┌────────

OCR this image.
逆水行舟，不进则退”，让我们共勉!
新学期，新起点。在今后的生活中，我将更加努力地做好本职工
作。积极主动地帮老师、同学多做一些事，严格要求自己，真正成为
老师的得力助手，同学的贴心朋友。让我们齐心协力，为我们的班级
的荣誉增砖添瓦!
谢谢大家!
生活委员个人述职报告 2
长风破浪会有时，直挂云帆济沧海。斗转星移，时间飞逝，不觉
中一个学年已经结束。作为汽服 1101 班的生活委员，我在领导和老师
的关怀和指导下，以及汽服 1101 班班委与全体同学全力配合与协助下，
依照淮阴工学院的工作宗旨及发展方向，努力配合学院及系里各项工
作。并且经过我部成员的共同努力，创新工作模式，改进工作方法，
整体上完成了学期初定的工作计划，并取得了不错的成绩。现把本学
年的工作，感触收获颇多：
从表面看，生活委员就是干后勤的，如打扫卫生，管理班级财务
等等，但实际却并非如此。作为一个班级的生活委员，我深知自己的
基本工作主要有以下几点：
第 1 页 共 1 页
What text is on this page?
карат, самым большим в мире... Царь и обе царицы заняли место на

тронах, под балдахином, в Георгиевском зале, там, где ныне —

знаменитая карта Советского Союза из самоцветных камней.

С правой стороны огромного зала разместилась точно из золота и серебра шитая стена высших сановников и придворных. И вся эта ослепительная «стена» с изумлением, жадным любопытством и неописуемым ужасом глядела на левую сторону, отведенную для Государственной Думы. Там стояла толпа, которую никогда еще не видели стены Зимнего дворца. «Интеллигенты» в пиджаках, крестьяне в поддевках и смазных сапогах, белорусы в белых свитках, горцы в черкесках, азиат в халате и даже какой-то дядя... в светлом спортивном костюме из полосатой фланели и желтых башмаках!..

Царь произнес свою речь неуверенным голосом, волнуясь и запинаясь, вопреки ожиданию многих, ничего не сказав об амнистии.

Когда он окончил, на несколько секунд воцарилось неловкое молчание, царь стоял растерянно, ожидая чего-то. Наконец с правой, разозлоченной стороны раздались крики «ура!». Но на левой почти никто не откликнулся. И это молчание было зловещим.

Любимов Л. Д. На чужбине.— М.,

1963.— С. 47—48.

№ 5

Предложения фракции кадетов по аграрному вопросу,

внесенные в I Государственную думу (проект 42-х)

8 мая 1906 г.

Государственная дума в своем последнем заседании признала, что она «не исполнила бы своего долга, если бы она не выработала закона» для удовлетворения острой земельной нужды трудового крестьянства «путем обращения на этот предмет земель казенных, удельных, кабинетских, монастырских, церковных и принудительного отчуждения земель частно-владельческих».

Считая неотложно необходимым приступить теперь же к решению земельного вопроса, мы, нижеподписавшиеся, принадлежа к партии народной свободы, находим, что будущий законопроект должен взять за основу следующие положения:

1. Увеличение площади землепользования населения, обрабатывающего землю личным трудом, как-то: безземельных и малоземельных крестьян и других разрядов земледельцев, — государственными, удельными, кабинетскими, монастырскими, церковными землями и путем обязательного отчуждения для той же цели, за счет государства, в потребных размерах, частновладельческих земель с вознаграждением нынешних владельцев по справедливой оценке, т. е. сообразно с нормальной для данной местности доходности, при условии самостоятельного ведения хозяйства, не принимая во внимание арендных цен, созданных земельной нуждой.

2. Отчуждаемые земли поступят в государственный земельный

└────────

- [WORK TO DO]:
Tally every line of the data that holds the word "this" and write the count alone.

- [WORKED SOLUTION]:
2